--- start of LISTED ENTRIES ---

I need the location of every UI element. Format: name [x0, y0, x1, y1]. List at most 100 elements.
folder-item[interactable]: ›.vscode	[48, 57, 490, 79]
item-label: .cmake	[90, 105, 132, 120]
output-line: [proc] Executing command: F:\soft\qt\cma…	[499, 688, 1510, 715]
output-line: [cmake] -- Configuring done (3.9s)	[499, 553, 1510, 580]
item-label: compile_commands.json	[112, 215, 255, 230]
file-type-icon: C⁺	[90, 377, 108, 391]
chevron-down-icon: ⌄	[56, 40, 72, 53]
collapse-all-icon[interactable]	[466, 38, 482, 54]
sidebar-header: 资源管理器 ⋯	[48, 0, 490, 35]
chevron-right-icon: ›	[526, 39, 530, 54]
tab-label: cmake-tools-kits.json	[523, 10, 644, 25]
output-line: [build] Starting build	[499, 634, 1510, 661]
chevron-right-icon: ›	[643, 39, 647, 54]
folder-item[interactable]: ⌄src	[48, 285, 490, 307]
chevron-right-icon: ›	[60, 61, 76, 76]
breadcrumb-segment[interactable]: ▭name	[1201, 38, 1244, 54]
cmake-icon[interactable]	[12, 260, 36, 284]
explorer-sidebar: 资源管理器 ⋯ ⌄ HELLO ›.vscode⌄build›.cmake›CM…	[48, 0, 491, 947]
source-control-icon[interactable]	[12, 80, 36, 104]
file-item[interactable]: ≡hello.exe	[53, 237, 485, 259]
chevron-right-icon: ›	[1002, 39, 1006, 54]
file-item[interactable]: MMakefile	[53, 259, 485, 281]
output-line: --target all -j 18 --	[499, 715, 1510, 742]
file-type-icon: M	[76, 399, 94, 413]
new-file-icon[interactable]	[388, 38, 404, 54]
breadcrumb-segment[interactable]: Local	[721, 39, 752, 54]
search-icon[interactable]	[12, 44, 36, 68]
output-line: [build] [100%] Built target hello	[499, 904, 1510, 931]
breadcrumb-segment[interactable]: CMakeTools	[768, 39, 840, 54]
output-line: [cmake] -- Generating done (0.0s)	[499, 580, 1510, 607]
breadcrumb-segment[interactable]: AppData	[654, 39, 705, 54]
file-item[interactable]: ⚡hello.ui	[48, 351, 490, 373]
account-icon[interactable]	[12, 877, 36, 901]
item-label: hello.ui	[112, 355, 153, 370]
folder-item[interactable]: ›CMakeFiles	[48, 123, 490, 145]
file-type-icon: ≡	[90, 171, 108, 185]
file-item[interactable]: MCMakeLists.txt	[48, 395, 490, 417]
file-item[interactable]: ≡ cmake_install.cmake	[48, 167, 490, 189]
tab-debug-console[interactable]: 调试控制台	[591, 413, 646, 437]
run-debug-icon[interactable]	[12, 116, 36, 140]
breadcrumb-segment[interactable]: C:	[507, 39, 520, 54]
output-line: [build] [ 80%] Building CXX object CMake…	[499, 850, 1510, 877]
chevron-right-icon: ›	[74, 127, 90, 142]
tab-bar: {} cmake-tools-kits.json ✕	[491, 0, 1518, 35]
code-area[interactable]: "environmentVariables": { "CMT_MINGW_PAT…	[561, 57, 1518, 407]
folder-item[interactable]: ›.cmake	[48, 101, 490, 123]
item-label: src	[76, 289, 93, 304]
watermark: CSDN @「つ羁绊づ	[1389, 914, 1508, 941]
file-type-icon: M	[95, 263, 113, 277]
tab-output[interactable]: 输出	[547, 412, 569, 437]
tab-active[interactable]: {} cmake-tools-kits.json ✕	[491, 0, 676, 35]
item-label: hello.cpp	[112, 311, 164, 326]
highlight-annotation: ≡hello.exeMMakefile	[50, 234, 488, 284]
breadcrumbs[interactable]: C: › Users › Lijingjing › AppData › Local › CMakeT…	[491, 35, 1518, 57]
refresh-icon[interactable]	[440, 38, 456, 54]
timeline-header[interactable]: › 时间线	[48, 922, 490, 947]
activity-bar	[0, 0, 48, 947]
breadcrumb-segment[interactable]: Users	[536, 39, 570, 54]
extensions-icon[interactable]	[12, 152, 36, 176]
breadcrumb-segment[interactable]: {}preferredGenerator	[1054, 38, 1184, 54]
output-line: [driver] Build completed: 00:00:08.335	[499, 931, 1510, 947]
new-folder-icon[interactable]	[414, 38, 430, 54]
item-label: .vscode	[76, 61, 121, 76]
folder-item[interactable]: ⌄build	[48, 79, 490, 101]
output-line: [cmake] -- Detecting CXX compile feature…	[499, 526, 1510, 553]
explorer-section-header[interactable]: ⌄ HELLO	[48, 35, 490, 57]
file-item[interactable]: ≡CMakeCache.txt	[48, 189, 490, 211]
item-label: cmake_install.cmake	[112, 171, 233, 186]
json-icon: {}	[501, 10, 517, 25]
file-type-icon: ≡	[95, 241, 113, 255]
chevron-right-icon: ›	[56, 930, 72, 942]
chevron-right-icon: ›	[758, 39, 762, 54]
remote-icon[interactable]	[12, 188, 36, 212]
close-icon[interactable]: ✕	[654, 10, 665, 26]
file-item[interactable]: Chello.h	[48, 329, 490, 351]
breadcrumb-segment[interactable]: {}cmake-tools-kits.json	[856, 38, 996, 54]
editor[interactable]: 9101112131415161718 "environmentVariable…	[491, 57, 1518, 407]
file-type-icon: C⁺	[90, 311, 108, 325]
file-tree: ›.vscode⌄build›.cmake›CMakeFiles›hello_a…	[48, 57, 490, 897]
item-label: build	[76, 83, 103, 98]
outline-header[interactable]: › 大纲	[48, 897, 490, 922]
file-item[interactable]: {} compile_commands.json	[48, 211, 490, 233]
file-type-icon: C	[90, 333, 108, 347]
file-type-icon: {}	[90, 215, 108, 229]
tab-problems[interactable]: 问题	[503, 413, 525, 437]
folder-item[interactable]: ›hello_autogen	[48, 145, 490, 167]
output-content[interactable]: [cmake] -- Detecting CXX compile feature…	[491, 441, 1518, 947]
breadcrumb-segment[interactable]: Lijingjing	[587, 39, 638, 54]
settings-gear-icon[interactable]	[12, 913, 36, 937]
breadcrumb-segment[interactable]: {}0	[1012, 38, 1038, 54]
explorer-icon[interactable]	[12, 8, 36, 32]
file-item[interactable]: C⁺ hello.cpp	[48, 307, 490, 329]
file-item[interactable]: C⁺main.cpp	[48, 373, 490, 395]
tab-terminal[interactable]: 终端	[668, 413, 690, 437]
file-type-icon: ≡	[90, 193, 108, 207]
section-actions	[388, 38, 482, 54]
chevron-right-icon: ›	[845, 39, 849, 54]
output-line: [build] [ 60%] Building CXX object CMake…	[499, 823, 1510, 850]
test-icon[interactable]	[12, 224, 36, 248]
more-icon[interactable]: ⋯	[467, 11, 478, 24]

--- end of LISTED ENTRIES ---

> GIVEN REQUEST
Copy out every entry above word for word, with each line reproduced unchanged.

> ANSWER TO THIS PROBLEM
I need the location of every UI element. Format: name [x0, y0, x1, y1]. List at most 100 elements.
folder-item[interactable]: ›.vscode	[48, 57, 490, 79]
item-label: .cmake	[90, 105, 132, 120]
output-line: [proc] Executing command: F:\soft\qt\cma…	[499, 688, 1510, 715]
output-line: [cmake] -- Configuring done (3.9s)	[499, 553, 1510, 580]
item-label: compile_commands.json	[112, 215, 255, 230]
file-type-icon: C⁺	[90, 377, 108, 391]
chevron-down-icon: ⌄	[56, 40, 72, 53]
collapse-all-icon[interactable]	[466, 38, 482, 54]
sidebar-header: 资源管理器 ⋯	[48, 0, 490, 35]
chevron-right-icon: ›	[526, 39, 530, 54]
tab-label: cmake-tools-kits.json	[523, 10, 644, 25]
output-line: [build] Starting build	[499, 634, 1510, 661]
chevron-right-icon: ›	[643, 39, 647, 54]
folder-item[interactable]: ⌄src	[48, 285, 490, 307]
chevron-right-icon: ›	[60, 61, 76, 76]
breadcrumb-segment[interactable]: ▭name	[1201, 38, 1244, 54]
cmake-icon[interactable]	[12, 260, 36, 284]
explorer-sidebar: 资源管理器 ⋯ ⌄ HELLO ›.vscode⌄build›.cmake›CM…	[48, 0, 491, 947]
source-control-icon[interactable]	[12, 80, 36, 104]
file-item[interactable]: ≡hello.exe	[53, 237, 485, 259]
chevron-right-icon: ›	[1002, 39, 1006, 54]
file-item[interactable]: MMakefile	[53, 259, 485, 281]
output-line: --target all -j 18 --	[499, 715, 1510, 742]
file-type-icon: M	[76, 399, 94, 413]
new-file-icon[interactable]	[388, 38, 404, 54]
breadcrumb-segment[interactable]: Local	[721, 39, 752, 54]
search-icon[interactable]	[12, 44, 36, 68]
output-line: [build] [100%] Built target hello	[499, 904, 1510, 931]
breadcrumb-segment[interactable]: CMakeTools	[768, 39, 840, 54]
output-line: [cmake] -- Generating done (0.0s)	[499, 580, 1510, 607]
breadcrumb-segment[interactable]: AppData	[654, 39, 705, 54]
file-item[interactable]: ⚡hello.ui	[48, 351, 490, 373]
account-icon[interactable]	[12, 877, 36, 901]
item-label: hello.ui	[112, 355, 153, 370]
folder-item[interactable]: ›CMakeFiles	[48, 123, 490, 145]
file-type-icon: ≡	[90, 171, 108, 185]
file-item[interactable]: MCMakeLists.txt	[48, 395, 490, 417]
file-item[interactable]: ≡ cmake_install.cmake	[48, 167, 490, 189]
tab-debug-console[interactable]: 调试控制台	[591, 413, 646, 437]
run-debug-icon[interactable]	[12, 116, 36, 140]
breadcrumb-segment[interactable]: C:	[507, 39, 520, 54]
output-line: [build] [ 80%] Building CXX object CMake…	[499, 850, 1510, 877]
chevron-right-icon: ›	[74, 127, 90, 142]
tab-bar: {} cmake-tools-kits.json ✕	[491, 0, 1518, 35]
code-area[interactable]: "environmentVariables": { "CMT_MINGW_PAT…	[561, 57, 1518, 407]
folder-item[interactable]: ›.cmake	[48, 101, 490, 123]
item-label: src	[76, 289, 93, 304]
watermark: CSDN @「つ羁绊づ	[1389, 914, 1508, 941]
file-type-icon: M	[95, 263, 113, 277]
tab-output[interactable]: 输出	[547, 412, 569, 437]
tab-active[interactable]: {} cmake-tools-kits.json ✕	[491, 0, 676, 35]
item-label: hello.cpp	[112, 311, 164, 326]
highlight-annotation: ≡hello.exeMMakefile	[50, 234, 488, 284]
breadcrumbs[interactable]: C: › Users › Lijingjing › AppData › Local › CMakeT…	[491, 35, 1518, 57]
refresh-icon[interactable]	[440, 38, 456, 54]
timeline-header[interactable]: › 时间线	[48, 922, 490, 947]
activity-bar	[0, 0, 48, 947]
breadcrumb-segment[interactable]: Users	[536, 39, 570, 54]
extensions-icon[interactable]	[12, 152, 36, 176]
breadcrumb-segment[interactable]: {}preferredGenerator	[1054, 38, 1184, 54]
output-line: [driver] Build completed: 00:00:08.335	[499, 931, 1510, 947]
new-folder-icon[interactable]	[414, 38, 430, 54]
item-label: .vscode	[76, 61, 121, 76]
folder-item[interactable]: ⌄build	[48, 79, 490, 101]
output-line: [cmake] -- Detecting CXX compile feature…	[499, 526, 1510, 553]
explorer-section-header[interactable]: ⌄ HELLO	[48, 35, 490, 57]
file-item[interactable]: ≡CMakeCache.txt	[48, 189, 490, 211]
item-label: cmake_install.cmake	[112, 171, 233, 186]
json-icon: {}	[501, 10, 517, 25]
file-type-icon: ≡	[95, 241, 113, 255]
chevron-right-icon: ›	[56, 930, 72, 942]
chevron-right-icon: ›	[758, 39, 762, 54]
remote-icon[interactable]	[12, 188, 36, 212]
close-icon[interactable]: ✕	[654, 10, 665, 26]
file-item[interactable]: Chello.h	[48, 329, 490, 351]
breadcrumb-segment[interactable]: {}cmake-tools-kits.json	[856, 38, 996, 54]
editor[interactable]: 9101112131415161718 "environmentVariable…	[491, 57, 1518, 407]
file-type-icon: C⁺	[90, 311, 108, 325]
file-tree: ›.vscode⌄build›.cmake›CMakeFiles›hello_a…	[48, 57, 490, 897]
item-label: build	[76, 83, 103, 98]
outline-header[interactable]: › 大纲	[48, 897, 490, 922]
file-item[interactable]: {} compile_commands.json	[48, 211, 490, 233]
file-type-icon: C	[90, 333, 108, 347]
file-type-icon: {}	[90, 215, 108, 229]
tab-problems[interactable]: 问题	[503, 413, 525, 437]
folder-item[interactable]: ›hello_autogen	[48, 145, 490, 167]
output-content[interactable]: [cmake] -- Detecting CXX compile feature…	[491, 441, 1518, 947]
breadcrumb-segment[interactable]: Lijingjing	[587, 39, 638, 54]
settings-gear-icon[interactable]	[12, 913, 36, 937]
breadcrumb-segment[interactable]: {}0	[1012, 38, 1038, 54]
explorer-icon[interactable]	[12, 8, 36, 32]
file-item[interactable]: C⁺ hello.cpp	[48, 307, 490, 329]
file-item[interactable]: C⁺main.cpp	[48, 373, 490, 395]
tab-terminal[interactable]: 终端	[668, 413, 690, 437]
file-type-icon: ≡	[90, 193, 108, 207]
section-actions	[388, 38, 482, 54]
chevron-right-icon: ›	[845, 39, 849, 54]
output-line: [build] [ 60%] Building CXX object CMake…	[499, 823, 1510, 850]
test-icon[interactable]	[12, 224, 36, 248]
more-icon[interactable]: ⋯	[467, 11, 478, 24]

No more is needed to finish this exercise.